→ Consigne
Reproduisez à l'identique le passage de l'extrait sur la vente des Rafale qui va de « Cette manoeuvre pose » jusqu'à « certain temps encore. » inclus.

→ Extrait
※ ※ ※

D'abord, souvenez-vous des difficultés que nous avions à vendre nos Rafale lors du quinquennat de M. Hollande. Nous étions les seuls à les utiliser et n'étions pas capables d'assurer le maintien de la chaîne sans exporter. Aujourd'hui, nous exportons. De plus en plus de pays se sont intéressés à nos avions et, quand les Grecs et les Croates ont voulu s'en procurer, ils ont demandé si nous avions la possibilité de les vendre moins cher. Ainsi est née l'idée de vendre des avions d'occasion, ce qui devait aussi permettre de produire des avions neufs, pour remplacer les appareils vendus.
Cette manoeuvre pose toutefois une difficulté puisqu'elle empêche d'atteindre les objectifs de la LPM. Le stock de Rafale prévu à horizon de 2025 ne sera donc prêt qu'en 2027, et il faut faire avec ce « trou » capacitaire en attendant. Lors des auditions, nos interlocuteurs ont indiqué que le nombre de nos avions Rafale n'était plus suffisant pour mener à bien à la fois les missions et réaliser nos objectifs d'entraînement des pilotes en termes d'heures de vol. Je ne remets pas forcément en cause cette décision, mais ses effets ont sans doute été sous-évalués et leur impact se fera sentir pendant un certain temps encore.

※ ※ ※

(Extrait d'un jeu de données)

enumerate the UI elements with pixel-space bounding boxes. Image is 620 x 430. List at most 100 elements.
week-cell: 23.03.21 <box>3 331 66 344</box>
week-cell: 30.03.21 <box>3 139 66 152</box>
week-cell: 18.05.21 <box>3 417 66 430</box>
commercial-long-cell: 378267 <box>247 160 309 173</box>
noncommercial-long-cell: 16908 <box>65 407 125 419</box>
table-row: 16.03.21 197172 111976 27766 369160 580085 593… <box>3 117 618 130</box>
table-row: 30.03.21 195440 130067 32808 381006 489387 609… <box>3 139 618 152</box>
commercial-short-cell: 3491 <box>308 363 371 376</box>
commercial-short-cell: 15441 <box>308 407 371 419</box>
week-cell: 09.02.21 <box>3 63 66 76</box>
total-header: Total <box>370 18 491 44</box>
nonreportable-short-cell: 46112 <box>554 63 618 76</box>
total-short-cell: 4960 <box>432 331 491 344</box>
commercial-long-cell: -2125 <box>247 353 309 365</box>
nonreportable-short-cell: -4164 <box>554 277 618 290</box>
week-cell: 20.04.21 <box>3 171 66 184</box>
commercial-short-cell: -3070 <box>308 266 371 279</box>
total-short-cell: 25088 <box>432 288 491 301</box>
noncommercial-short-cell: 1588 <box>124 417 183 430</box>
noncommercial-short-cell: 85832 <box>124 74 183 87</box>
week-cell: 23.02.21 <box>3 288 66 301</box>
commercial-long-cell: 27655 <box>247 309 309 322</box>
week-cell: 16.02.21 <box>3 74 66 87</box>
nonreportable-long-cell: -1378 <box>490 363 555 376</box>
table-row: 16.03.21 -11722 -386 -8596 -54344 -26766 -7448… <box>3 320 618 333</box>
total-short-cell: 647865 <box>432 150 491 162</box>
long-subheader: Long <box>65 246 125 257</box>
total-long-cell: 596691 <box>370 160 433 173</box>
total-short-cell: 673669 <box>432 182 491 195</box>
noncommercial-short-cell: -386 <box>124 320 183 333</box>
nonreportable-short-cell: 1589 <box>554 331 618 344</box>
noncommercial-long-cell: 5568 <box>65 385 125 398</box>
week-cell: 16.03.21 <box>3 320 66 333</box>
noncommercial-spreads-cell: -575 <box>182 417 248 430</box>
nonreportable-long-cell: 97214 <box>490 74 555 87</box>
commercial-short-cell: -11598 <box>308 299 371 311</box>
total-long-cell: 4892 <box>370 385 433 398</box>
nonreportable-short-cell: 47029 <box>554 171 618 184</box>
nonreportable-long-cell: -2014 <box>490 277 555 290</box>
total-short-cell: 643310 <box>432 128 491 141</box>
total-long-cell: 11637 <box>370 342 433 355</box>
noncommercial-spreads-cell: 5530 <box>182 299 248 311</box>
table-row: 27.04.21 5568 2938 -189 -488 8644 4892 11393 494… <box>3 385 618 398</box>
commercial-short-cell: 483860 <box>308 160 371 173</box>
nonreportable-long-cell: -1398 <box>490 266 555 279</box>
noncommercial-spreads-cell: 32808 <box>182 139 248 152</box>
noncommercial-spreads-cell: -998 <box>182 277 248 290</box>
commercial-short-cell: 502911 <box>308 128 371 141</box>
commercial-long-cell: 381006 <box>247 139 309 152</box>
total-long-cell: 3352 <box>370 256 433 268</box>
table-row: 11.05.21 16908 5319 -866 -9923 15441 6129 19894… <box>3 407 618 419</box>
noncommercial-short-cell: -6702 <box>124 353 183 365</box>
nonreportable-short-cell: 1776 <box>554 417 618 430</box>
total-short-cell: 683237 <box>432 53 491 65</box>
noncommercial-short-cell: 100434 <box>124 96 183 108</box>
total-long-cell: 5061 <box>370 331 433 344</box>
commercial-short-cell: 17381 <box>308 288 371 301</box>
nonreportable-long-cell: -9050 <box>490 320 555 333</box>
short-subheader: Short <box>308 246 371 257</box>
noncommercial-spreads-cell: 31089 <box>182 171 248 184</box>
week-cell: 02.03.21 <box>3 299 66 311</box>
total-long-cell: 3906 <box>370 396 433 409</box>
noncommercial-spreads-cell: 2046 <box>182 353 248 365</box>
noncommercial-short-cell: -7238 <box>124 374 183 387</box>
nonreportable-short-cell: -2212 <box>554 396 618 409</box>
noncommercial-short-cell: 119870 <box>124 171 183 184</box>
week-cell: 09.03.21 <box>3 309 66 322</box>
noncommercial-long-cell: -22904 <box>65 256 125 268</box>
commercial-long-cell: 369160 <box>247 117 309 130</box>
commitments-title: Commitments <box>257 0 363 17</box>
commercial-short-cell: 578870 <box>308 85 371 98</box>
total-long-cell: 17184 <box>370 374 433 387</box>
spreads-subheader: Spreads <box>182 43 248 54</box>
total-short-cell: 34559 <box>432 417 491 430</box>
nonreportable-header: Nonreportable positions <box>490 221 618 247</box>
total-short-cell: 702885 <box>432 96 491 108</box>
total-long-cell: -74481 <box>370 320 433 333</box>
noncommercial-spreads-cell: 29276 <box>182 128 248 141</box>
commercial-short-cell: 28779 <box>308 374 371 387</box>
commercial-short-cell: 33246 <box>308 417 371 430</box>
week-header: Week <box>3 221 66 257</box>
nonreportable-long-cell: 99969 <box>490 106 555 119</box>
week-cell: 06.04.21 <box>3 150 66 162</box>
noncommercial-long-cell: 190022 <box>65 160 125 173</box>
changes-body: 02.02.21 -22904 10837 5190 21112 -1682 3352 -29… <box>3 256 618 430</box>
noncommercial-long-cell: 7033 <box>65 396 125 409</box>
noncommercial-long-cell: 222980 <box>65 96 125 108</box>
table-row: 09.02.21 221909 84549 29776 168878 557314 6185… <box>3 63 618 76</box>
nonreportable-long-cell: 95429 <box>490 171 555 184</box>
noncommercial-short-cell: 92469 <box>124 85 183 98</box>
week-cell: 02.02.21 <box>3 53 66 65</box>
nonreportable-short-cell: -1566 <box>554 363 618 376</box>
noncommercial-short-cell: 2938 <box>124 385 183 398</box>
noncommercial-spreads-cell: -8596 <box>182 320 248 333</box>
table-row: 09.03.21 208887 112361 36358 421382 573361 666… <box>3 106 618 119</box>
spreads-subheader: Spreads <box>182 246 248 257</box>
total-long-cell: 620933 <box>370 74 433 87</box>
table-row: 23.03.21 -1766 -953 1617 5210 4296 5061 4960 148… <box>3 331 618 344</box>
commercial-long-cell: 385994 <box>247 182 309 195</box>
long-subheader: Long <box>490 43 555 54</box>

※ ※ ※

→ Réponse attendue
Cette manoeuvre pose toutefois une difficulté puisqu'elle empêche d'atteindre les objectifs de la LPM. Le stock de Rafale prévu à horizon de 2025 ne sera donc prêt qu'en 2027, et il faut faire avec ce « trou » capacitaire en attendant. Lors des auditions, nos interlocuteurs ont indiqué que le nombre de nos avions Rafale n'était plus suffisant pour mener à bien à la fois les missions et réaliser nos objectifs d'entraînement des pilotes en termes d'heures de vol. Je ne remets pas forcément en cause cette décision, mais ses effets ont sans doute été sous-évalués et leur impact se fera sentir pendant un certain temps encore.